## begin
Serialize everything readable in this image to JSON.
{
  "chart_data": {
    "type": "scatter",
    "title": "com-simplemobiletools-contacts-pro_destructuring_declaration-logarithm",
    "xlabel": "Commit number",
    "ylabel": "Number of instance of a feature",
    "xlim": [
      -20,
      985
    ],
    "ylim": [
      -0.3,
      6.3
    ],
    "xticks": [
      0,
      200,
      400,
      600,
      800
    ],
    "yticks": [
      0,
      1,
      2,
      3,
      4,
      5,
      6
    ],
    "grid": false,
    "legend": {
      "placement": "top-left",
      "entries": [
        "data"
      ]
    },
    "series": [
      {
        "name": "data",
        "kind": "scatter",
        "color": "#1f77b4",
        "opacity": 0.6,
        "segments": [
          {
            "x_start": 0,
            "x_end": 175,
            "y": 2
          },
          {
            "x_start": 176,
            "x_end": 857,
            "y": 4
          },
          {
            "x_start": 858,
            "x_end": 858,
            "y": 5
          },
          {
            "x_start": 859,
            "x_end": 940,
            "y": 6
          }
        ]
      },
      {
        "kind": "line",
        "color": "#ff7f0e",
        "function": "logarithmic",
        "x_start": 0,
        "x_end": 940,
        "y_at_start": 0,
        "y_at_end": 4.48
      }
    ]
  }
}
## end
Given task – Print again each line of the listing above, exactly as it appears.

Response to the task –
Serialize everything readable in this image to JSON.
{
  "chart_data": {
    "type": "scatter",
    "title": "com-simplemobiletools-contacts-pro_destructuring_declaration-logarithm",
    "xlabel": "Commit number",
    "ylabel": "Number of instance of a feature",
    "xlim": [
      -20,
      985
    ],
    "ylim": [
      -0.3,
      6.3
    ],
    "xticks": [
      0,
      200,
      400,
      600,
      800
    ],
    "yticks": [
      0,
      1,
      2,
      3,
      4,
      5,
      6
    ],
    "grid": false,
    "legend": {
      "placement": "top-left",
      "entries": [
        "data"
      ]
    },
    "series": [
      {
        "name": "data",
        "kind": "scatter",
        "color": "#1f77b4",
        "opacity": 0.6,
        "segments": [
          {
            "x_start": 0,
            "x_end": 175,
            "y": 2
          },
          {
            "x_start": 176,
            "x_end": 857,
            "y": 4
          },
          {
            "x_start": 858,
            "x_end": 858,
            "y": 5
          },
          {
            "x_start": 859,
            "x_end": 940,
            "y": 6
          }
        ]
      },
      {
        "kind": "line",
        "color": "#ff7f0e",
        "function": "logarithmic",
        "x_start": 0,
        "x_end": 940,
        "y_at_start": 0,
        "y_at_end": 4.48
      }
    ]
  }
}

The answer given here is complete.